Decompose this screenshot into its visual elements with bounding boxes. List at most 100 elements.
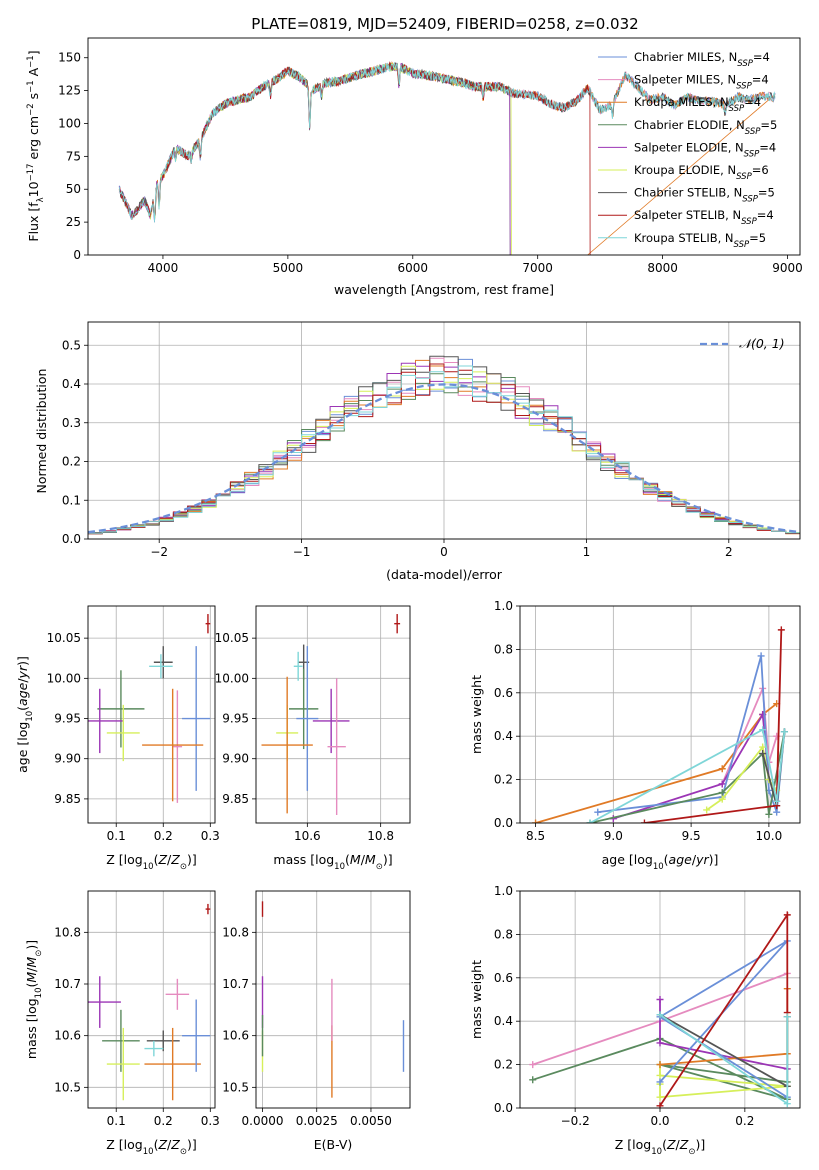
axes-mass-weight-vs-age: 8.5 9.0 9.5 10.0 0.0 0.2 0.4 0.6 0.8 1.0 age [log1… [469, 599, 801, 872]
y-axis-label: age [log10(age/yr)] [15, 656, 35, 773]
weight-marker [656, 996, 664, 1003]
y-tick-label: 0 [73, 248, 81, 262]
weight-marker [529, 1061, 537, 1069]
legend-label: Chabrier STELIB, NSSP=5 [634, 186, 775, 205]
weight-marker [640, 819, 648, 823]
weight-marker [783, 911, 791, 919]
y-axis-label: Normed distribution [34, 369, 49, 494]
y-tick-label: 9.90 [54, 752, 81, 766]
y-tick-label: 0.4 [494, 729, 513, 743]
x-axis-label: wavelength [Angstrom, rest frame] [334, 282, 554, 297]
axes-residual-histogram: −2 −1 0 1 2 0.0 0.1 0.2 0.3 0.4 0.5 (data-model)/er… [34, 321, 801, 582]
legend-label: 𝒩(0, 1) [739, 336, 785, 351]
weight-marker [656, 1102, 664, 1108]
x-tick-label: 10.8 [367, 829, 394, 843]
weight-marker [656, 1011, 664, 1019]
y-axis-label: Flux [fλ10−17 erg cm−2 s−1 A−1] [26, 50, 46, 241]
weight-marker [656, 1061, 664, 1069]
axes-spectrum: 4000 5000 6000 7000 8000 9000 0 25 50 75 100 125 150… [26, 37, 803, 297]
axes-frame [87, 37, 801, 256]
histogram-step [88, 363, 800, 535]
x-tick-label: 0.2 [735, 1114, 754, 1128]
y-tick-label: 0.2 [62, 455, 81, 469]
legend-label: Kroupa ELODIE, NSSP=6 [634, 163, 769, 182]
y-tick-label: 9.95 [222, 712, 249, 726]
x-tick-label: 0.0025 [296, 1114, 338, 1128]
y-tick-label: 9.85 [54, 792, 81, 806]
x-tick-label: 0.2 [154, 1114, 173, 1128]
y-tick-label: 10.5 [54, 1080, 81, 1094]
x-axis-label: Z [log10(Z/Z⊙)] [106, 1137, 196, 1157]
weight-marker [718, 789, 726, 797]
weight-marker [656, 1078, 664, 1086]
x-axis-label: age [log10(age/yr)] [602, 852, 719, 872]
x-axis-label: Z [log10(Z/Z⊙)] [106, 852, 196, 872]
axes-frame [255, 890, 411, 1109]
spectrum-line [150, 62, 512, 255]
x-tick-label: 8.5 [526, 829, 545, 843]
weight-marker [780, 728, 788, 736]
x-tick-label: 9000 [772, 261, 803, 275]
plot-area [88, 903, 211, 1101]
axes-age-vs-Z: 0.1 0.2 0.3 9.85 9.90 9.95 10.00 10.05 Z [log10(… [15, 605, 220, 872]
y-tick-label: 0.5 [62, 338, 81, 352]
weight-marker [783, 1013, 791, 1021]
y-tick-label: 10.7 [54, 977, 81, 991]
x-tick-label: 10.0 [756, 829, 783, 843]
x-tick-label: 7000 [522, 261, 553, 275]
y-tick-label: 0.0 [62, 532, 81, 546]
x-tick-label: 0.1 [107, 829, 126, 843]
y-tick-label: 150 [58, 51, 81, 65]
y-tick-label: 9.85 [222, 792, 249, 806]
y-tick-label: 0.6 [494, 971, 513, 985]
weight-line [659, 1013, 789, 1106]
legend-label: Kroupa MILES, NSSP=4 [634, 95, 761, 114]
axes-frame [87, 321, 801, 540]
weight-marker [759, 750, 767, 758]
weight-marker [586, 819, 594, 823]
y-tick-label: 10.6 [54, 1029, 81, 1043]
y-tick-label: 0.2 [494, 773, 513, 787]
x-tick-label: −0.2 [561, 1114, 590, 1128]
weight-line [644, 629, 783, 823]
y-tick-label: 10.5 [222, 1080, 249, 1094]
x-tick-label: 2 [725, 545, 733, 559]
y-axis-label: mass weight [469, 960, 484, 1039]
x-tick-label: 0.3 [201, 1114, 220, 1128]
histogram-step [88, 365, 800, 534]
x-tick-label: 8000 [647, 261, 678, 275]
x-tick-label: 0.3 [201, 829, 220, 843]
x-tick-label: 0 [440, 545, 448, 559]
y-tick-label: 0.6 [494, 686, 513, 700]
axes-frame [255, 605, 411, 824]
weight-marker [759, 726, 767, 734]
y-tick-label: 100 [58, 116, 81, 130]
x-tick-label: 0.0000 [242, 1114, 284, 1128]
x-tick-label: 0.2 [154, 829, 173, 843]
axes-frame [87, 890, 216, 1109]
y-tick-label: 0.8 [494, 927, 513, 941]
plot-area [88, 355, 800, 535]
weight-line [659, 911, 789, 1107]
y-tick-label: 0.0 [494, 816, 513, 830]
axes-age-vs-mass: 10.6 10.8 9.85 9.90 9.95 10.00 10.05 mass [log1… [215, 605, 411, 872]
legend-label: Salpeter STELIB, NSSP=4 [634, 208, 774, 227]
x-tick-label: 0.0050 [350, 1114, 392, 1128]
legend-label: Chabrier MILES, NSSP=4 [634, 50, 770, 69]
plot-area [88, 614, 211, 803]
weight-line [589, 728, 786, 823]
x-tick-label: 5000 [273, 261, 304, 275]
y-tick-label: 0.2 [494, 1058, 513, 1072]
y-tick-label: 0.0 [494, 1101, 513, 1115]
axes-mass-vs-ebv: 0.0000 0.0025 0.0050 10.5 10.6 10.7 10.8 E(B-V) [222, 890, 411, 1152]
x-tick-label: 6000 [397, 261, 428, 275]
legend: 𝒩(0, 1) [700, 336, 785, 351]
weight-marker [656, 1039, 664, 1047]
axes-frame [519, 605, 801, 824]
weight-marker [532, 819, 540, 823]
weight-line [659, 988, 789, 1066]
legend: Chabrier MILES, NSSP=4 Salpeter MILES, NS… [598, 50, 777, 250]
axes-mass-vs-Z: 0.1 0.2 0.3 10.5 10.6 10.7 10.8 Z [log10(Z/Z⊙)]… [24, 890, 220, 1157]
plot-area [261, 901, 405, 1098]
• • •
* _Exercise aim_
Copy every line above word for word, but leave the pictures out of your copy.

* _Complete output_
Decompose this screenshot into its visual elements with bounding boxes. List at most 100 elements.
axes-mass-weight-vs-age: 8.5 9.0 9.5 10.0 0.0 0.2 0.4 0.6 0.8 1.0 age [log1… [469, 599, 801, 872]
y-axis-label: age [log10(age/yr)] [15, 656, 35, 773]
weight-marker [656, 996, 664, 1003]
y-tick-label: 0 [73, 248, 81, 262]
weight-marker [529, 1061, 537, 1069]
legend-label: Chabrier STELIB, NSSP=5 [634, 186, 775, 205]
weight-marker [640, 819, 648, 823]
weight-marker [783, 911, 791, 919]
y-axis-label: Normed distribution [34, 369, 49, 494]
y-tick-label: 9.90 [54, 752, 81, 766]
y-tick-label: 0.4 [494, 729, 513, 743]
x-axis-label: wavelength [Angstrom, rest frame] [334, 282, 554, 297]
axes-residual-histogram: −2 −1 0 1 2 0.0 0.1 0.2 0.3 0.4 0.5 (data-model)/er… [34, 321, 801, 582]
legend-label: 𝒩(0, 1) [739, 336, 785, 351]
weight-marker [656, 1102, 664, 1108]
x-tick-label: 10.8 [367, 829, 394, 843]
weight-marker [656, 1011, 664, 1019]
y-axis-label: Flux [fλ10−17 erg cm−2 s−1 A−1] [26, 50, 46, 241]
weight-marker [656, 1061, 664, 1069]
axes-spectrum: 4000 5000 6000 7000 8000 9000 0 25 50 75 100 125 150… [26, 37, 803, 297]
axes-frame [87, 37, 801, 256]
histogram-step [88, 363, 800, 535]
x-tick-label: 0.2 [735, 1114, 754, 1128]
y-tick-label: 0.2 [62, 455, 81, 469]
legend-label: Kroupa ELODIE, NSSP=6 [634, 163, 769, 182]
y-tick-label: 9.95 [222, 712, 249, 726]
x-tick-label: 0.0025 [296, 1114, 338, 1128]
y-tick-label: 9.85 [54, 792, 81, 806]
x-tick-label: 0.2 [154, 1114, 173, 1128]
y-tick-label: 10.5 [54, 1080, 81, 1094]
x-axis-label: Z [log10(Z/Z⊙)] [106, 1137, 196, 1157]
weight-marker [718, 789, 726, 797]
weight-marker [656, 1078, 664, 1086]
x-axis-label: age [log10(age/yr)] [602, 852, 719, 872]
x-axis-label: Z [log10(Z/Z⊙)] [106, 852, 196, 872]
axes-frame [255, 890, 411, 1109]
spectrum-line [150, 62, 512, 255]
x-tick-label: 8.5 [526, 829, 545, 843]
weight-marker [780, 728, 788, 736]
x-tick-label: 9000 [772, 261, 803, 275]
plot-area [88, 903, 211, 1101]
axes-age-vs-Z: 0.1 0.2 0.3 9.85 9.90 9.95 10.00 10.05 Z [log10(… [15, 605, 220, 872]
y-tick-label: 0.5 [62, 338, 81, 352]
weight-marker [783, 1013, 791, 1021]
y-tick-label: 10.7 [54, 977, 81, 991]
x-tick-label: 10.0 [756, 829, 783, 843]
x-tick-label: 7000 [522, 261, 553, 275]
y-tick-label: 0.0 [62, 532, 81, 546]
x-tick-label: 0.1 [107, 829, 126, 843]
y-tick-label: 150 [58, 51, 81, 65]
y-tick-label: 9.85 [222, 792, 249, 806]
y-tick-label: 0.6 [494, 971, 513, 985]
weight-line [659, 1013, 789, 1106]
legend-label: Kroupa MILES, NSSP=4 [634, 95, 761, 114]
axes-frame [87, 321, 801, 540]
weight-marker [759, 750, 767, 758]
weight-marker [586, 819, 594, 823]
y-tick-label: 10.6 [54, 1029, 81, 1043]
y-tick-label: 0.2 [494, 773, 513, 787]
x-tick-label: −0.2 [561, 1114, 590, 1128]
weight-line [644, 629, 783, 823]
y-tick-label: 10.5 [222, 1080, 249, 1094]
x-tick-label: 2 [725, 545, 733, 559]
y-axis-label: mass weight [469, 960, 484, 1039]
x-tick-label: 0.3 [201, 1114, 220, 1128]
histogram-step [88, 365, 800, 534]
x-tick-label: 8000 [647, 261, 678, 275]
x-tick-label: 0.3 [201, 829, 220, 843]
x-tick-label: 0 [440, 545, 448, 559]
y-tick-label: 0.6 [494, 686, 513, 700]
axes-frame [255, 605, 411, 824]
weight-marker [759, 726, 767, 734]
y-tick-label: 100 [58, 116, 81, 130]
x-tick-label: 0.0000 [242, 1114, 284, 1128]
x-tick-label: 0.2 [154, 829, 173, 843]
axes-frame [87, 890, 216, 1109]
y-tick-label: 0.8 [494, 927, 513, 941]
plot-area [88, 355, 800, 535]
weight-line [659, 911, 789, 1107]
y-tick-label: 0.0 [494, 816, 513, 830]
axes-age-vs-mass: 10.6 10.8 9.85 9.90 9.95 10.00 10.05 mass [log1… [215, 605, 411, 872]
legend-label: Salpeter STELIB, NSSP=4 [634, 208, 774, 227]
x-tick-label: 0.0050 [350, 1114, 392, 1128]
legend-label: Chabrier MILES, NSSP=4 [634, 50, 770, 69]
plot-area [88, 614, 211, 803]
weight-line [589, 728, 786, 823]
x-tick-label: 5000 [273, 261, 304, 275]
y-tick-label: 0.2 [494, 1058, 513, 1072]
y-tick-label: 0.0 [494, 1101, 513, 1115]
axes-mass-vs-ebv: 0.0000 0.0025 0.0050 10.5 10.6 10.7 10.8 E(B-V) [222, 890, 411, 1152]
x-tick-label: 6000 [397, 261, 428, 275]
legend: 𝒩(0, 1) [700, 336, 785, 351]
weight-marker [656, 1039, 664, 1047]
axes-frame [519, 605, 801, 824]
weight-marker [532, 819, 540, 823]
weight-line [659, 988, 789, 1066]
legend: Chabrier MILES, NSSP=4 Salpeter MILES, NS… [598, 50, 777, 250]
axes-mass-vs-Z: 0.1 0.2 0.3 10.5 10.6 10.7 10.8 Z [log10(Z/Z⊙)]… [24, 890, 220, 1157]
plot-area [261, 901, 405, 1098]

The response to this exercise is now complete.